* _Set exercise_
It is required that all of the data be written out exactly.

(Stored data)
++++++++++

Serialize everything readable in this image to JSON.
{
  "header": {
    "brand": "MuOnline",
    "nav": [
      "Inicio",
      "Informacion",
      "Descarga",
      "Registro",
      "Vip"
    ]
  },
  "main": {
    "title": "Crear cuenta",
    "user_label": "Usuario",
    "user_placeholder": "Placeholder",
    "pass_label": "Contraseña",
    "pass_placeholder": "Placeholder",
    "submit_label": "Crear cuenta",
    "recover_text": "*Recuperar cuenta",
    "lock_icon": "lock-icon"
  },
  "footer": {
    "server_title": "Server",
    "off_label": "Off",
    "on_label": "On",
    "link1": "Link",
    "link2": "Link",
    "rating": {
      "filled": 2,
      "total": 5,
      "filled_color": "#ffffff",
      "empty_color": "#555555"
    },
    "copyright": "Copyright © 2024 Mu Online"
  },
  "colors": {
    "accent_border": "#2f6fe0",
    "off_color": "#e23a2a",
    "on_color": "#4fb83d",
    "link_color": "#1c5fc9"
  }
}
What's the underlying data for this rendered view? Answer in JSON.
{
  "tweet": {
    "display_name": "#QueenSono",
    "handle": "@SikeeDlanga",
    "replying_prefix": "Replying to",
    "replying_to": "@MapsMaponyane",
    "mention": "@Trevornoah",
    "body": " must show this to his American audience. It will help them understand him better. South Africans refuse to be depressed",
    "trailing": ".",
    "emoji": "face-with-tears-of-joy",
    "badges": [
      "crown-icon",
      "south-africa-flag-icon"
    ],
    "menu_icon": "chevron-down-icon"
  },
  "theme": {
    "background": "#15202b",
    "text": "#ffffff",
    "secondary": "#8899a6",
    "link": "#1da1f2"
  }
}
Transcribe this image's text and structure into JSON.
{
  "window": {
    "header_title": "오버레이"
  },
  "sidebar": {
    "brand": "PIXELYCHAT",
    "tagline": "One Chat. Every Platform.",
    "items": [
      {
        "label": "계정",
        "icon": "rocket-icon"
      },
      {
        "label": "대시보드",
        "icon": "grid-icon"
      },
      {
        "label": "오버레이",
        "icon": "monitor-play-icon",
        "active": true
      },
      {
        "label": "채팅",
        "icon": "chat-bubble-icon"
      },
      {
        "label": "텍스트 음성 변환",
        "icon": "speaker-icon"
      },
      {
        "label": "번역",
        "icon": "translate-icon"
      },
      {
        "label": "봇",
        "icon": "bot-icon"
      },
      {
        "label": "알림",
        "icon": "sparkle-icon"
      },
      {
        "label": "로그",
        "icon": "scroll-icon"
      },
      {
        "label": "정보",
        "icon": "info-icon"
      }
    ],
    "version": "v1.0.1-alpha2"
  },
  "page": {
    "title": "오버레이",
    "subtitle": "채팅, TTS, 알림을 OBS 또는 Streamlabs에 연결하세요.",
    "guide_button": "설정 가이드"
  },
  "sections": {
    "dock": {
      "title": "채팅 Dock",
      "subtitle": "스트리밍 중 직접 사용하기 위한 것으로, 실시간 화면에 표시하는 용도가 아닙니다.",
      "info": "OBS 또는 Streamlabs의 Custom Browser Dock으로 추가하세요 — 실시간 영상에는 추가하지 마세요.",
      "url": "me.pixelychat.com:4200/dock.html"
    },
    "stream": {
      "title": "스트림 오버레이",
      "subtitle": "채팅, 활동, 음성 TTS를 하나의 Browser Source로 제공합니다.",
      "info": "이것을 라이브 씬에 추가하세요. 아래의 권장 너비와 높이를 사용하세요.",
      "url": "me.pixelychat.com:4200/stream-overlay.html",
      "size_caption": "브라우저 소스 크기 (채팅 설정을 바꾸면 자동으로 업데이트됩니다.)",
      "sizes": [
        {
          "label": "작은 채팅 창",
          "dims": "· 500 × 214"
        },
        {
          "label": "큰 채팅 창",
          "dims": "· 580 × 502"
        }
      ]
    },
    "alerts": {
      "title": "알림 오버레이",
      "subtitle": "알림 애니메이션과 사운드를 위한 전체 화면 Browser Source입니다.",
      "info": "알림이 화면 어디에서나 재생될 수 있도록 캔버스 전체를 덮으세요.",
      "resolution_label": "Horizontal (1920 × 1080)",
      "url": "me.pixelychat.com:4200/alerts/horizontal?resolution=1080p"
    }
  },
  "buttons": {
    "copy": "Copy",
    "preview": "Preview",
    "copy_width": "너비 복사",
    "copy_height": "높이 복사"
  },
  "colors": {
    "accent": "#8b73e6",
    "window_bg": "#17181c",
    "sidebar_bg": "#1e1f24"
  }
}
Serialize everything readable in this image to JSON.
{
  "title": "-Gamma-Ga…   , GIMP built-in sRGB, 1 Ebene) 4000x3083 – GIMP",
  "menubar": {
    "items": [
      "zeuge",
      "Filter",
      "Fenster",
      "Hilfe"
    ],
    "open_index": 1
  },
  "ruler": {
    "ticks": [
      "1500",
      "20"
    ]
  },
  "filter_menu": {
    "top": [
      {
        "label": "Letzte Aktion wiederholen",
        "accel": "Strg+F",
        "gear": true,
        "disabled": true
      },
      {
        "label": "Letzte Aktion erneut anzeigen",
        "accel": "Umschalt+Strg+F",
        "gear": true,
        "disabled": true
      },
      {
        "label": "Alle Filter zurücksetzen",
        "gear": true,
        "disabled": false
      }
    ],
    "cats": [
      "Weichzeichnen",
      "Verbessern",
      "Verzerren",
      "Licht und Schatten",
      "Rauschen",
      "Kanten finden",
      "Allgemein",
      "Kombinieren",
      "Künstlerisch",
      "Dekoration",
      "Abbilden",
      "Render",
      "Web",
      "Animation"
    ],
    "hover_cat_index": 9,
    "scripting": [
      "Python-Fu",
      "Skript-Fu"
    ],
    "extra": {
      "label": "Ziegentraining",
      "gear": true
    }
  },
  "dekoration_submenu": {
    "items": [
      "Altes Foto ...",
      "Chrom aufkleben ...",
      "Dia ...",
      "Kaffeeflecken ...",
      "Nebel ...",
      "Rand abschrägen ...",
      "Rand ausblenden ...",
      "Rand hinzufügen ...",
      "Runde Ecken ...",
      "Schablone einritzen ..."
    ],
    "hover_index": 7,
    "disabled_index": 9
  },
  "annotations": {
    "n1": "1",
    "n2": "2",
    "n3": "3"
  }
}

++++++++++

* _Written answer_
Serialize everything readable in this image to JSON.
{
  "header": {
    "brand": "MuOnline",
    "nav": [
      "Inicio",
      "Informacion",
      "Descarga",
      "Registro",
      "Vip"
    ]
  },
  "main": {
    "title": "Crear cuenta",
    "user_label": "Usuario",
    "user_placeholder": "Placeholder",
    "pass_label": "Contraseña",
    "pass_placeholder": "Placeholder",
    "submit_label": "Crear cuenta",
    "recover_text": "*Recuperar cuenta",
    "lock_icon": "lock-icon"
  },
  "footer": {
    "server_title": "Server",
    "off_label": "Off",
    "on_label": "On",
    "link1": "Link",
    "link2": "Link",
    "rating": {
      "filled": 2,
      "total": 5,
      "filled_color": "#ffffff",
      "empty_color": "#555555"
    },
    "copyright": "Copyright © 2024 Mu Online"
  },
  "colors": {
    "accent_border": "#2f6fe0",
    "off_color": "#e23a2a",
    "on_color": "#4fb83d",
    "link_color": "#1c5fc9"
  }
}
What's the underlying data for this rendered view? Answer in JSON.
{
  "tweet": {
    "display_name": "#QueenSono",
    "handle": "@SikeeDlanga",
    "replying_prefix": "Replying to",
    "replying_to": "@MapsMaponyane",
    "mention": "@Trevornoah",
    "body": " must show this to his American audience. It will help them understand him better. South Africans refuse to be depressed",
    "trailing": ".",
    "emoji": "face-with-tears-of-joy",
    "badges": [
      "crown-icon",
      "south-africa-flag-icon"
    ],
    "menu_icon": "chevron-down-icon"
  },
  "theme": {
    "background": "#15202b",
    "text": "#ffffff",
    "secondary": "#8899a6",
    "link": "#1da1f2"
  }
}
Transcribe this image's text and structure into JSON.
{
  "window": {
    "header_title": "오버레이"
  },
  "sidebar": {
    "brand": "PIXELYCHAT",
    "tagline": "One Chat. Every Platform.",
    "items": [
      {
        "label": "계정",
        "icon": "rocket-icon"
      },
      {
        "label": "대시보드",
        "icon": "grid-icon"
      },
      {
        "label": "오버레이",
        "icon": "monitor-play-icon",
        "active": true
      },
      {
        "label": "채팅",
        "icon": "chat-bubble-icon"
      },
      {
        "label": "텍스트 음성 변환",
        "icon": "speaker-icon"
      },
      {
        "label": "번역",
        "icon": "translate-icon"
      },
      {
        "label": "봇",
        "icon": "bot-icon"
      },
      {
        "label": "알림",
        "icon": "sparkle-icon"
      },
      {
        "label": "로그",
        "icon": "scroll-icon"
      },
      {
        "label": "정보",
        "icon": "info-icon"
      }
    ],
    "version": "v1.0.1-alpha2"
  },
  "page": {
    "title": "오버레이",
    "subtitle": "채팅, TTS, 알림을 OBS 또는 Streamlabs에 연결하세요.",
    "guide_button": "설정 가이드"
  },
  "sections": {
    "dock": {
      "title": "채팅 Dock",
      "subtitle": "스트리밍 중 직접 사용하기 위한 것으로, 실시간 화면에 표시하는 용도가 아닙니다.",
      "info": "OBS 또는 Streamlabs의 Custom Browser Dock으로 추가하세요 — 실시간 영상에는 추가하지 마세요.",
      "url": "me.pixelychat.com:4200/dock.html"
    },
    "stream": {
      "title": "스트림 오버레이",
      "subtitle": "채팅, 활동, 음성 TTS를 하나의 Browser Source로 제공합니다.",
      "info": "이것을 라이브 씬에 추가하세요. 아래의 권장 너비와 높이를 사용하세요.",
      "url": "me.pixelychat.com:4200/stream-overlay.html",
      "size_caption": "브라우저 소스 크기 (채팅 설정을 바꾸면 자동으로 업데이트됩니다.)",
      "sizes": [
        {
          "label": "작은 채팅 창",
          "dims": "· 500 × 214"
        },
        {
          "label": "큰 채팅 창",
          "dims": "· 580 × 502"
        }
      ]
    },
    "alerts": {
      "title": "알림 오버레이",
      "subtitle": "알림 애니메이션과 사운드를 위한 전체 화면 Browser Source입니다.",
      "info": "알림이 화면 어디에서나 재생될 수 있도록 캔버스 전체를 덮으세요.",
      "resolution_label": "Horizontal (1920 × 1080)",
      "url": "me.pixelychat.com:4200/alerts/horizontal?resolution=1080p"
    }
  },
  "buttons": {
    "copy": "Copy",
    "preview": "Preview",
    "copy_width": "너비 복사",
    "copy_height": "높이 복사"
  },
  "colors": {
    "accent": "#8b73e6",
    "window_bg": "#17181c",
    "sidebar_bg": "#1e1f24"
  }
}
Serialize everything readable in this image to JSON.
{
  "title": "-Gamma-Ga…   , GIMP built-in sRGB, 1 Ebene) 4000x3083 – GIMP",
  "menubar": {
    "items": [
      "zeuge",
      "Filter",
      "Fenster",
      "Hilfe"
    ],
    "open_index": 1
  },
  "ruler": {
    "ticks": [
      "1500",
      "20"
    ]
  },
  "filter_menu": {
    "top": [
      {
        "label": "Letzte Aktion wiederholen",
        "accel": "Strg+F",
        "gear": true,
        "disabled": true
      },
      {
        "label": "Letzte Aktion erneut anzeigen",
        "accel": "Umschalt+Strg+F",
        "gear": true,
        "disabled": true
      },
      {
        "label": "Alle Filter zurücksetzen",
        "gear": true,
        "disabled": false
      }
    ],
    "cats": [
      "Weichzeichnen",
      "Verbessern",
      "Verzerren",
      "Licht und Schatten",
      "Rauschen",
      "Kanten finden",
      "Allgemein",
      "Kombinieren",
      "Künstlerisch",
      "Dekoration",
      "Abbilden",
      "Render",
      "Web",
      "Animation"
    ],
    "hover_cat_index": 9,
    "scripting": [
      "Python-Fu",
      "Skript-Fu"
    ],
    "extra": {
      "label": "Ziegentraining",
      "gear": true
    }
  },
  "dekoration_submenu": {
    "items": [
      "Altes Foto ...",
      "Chrom aufkleben ...",
      "Dia ...",
      "Kaffeeflecken ...",
      "Nebel ...",
      "Rand abschrägen ...",
      "Rand ausblenden ...",
      "Rand hinzufügen ...",
      "Runde Ecken ...",
      "Schablone einritzen ..."
    ],
    "hover_index": 7,
    "disabled_index": 9
  },
  "annotations": {
    "n1": "1",
    "n2": "2",
    "n3": "3"
  }
}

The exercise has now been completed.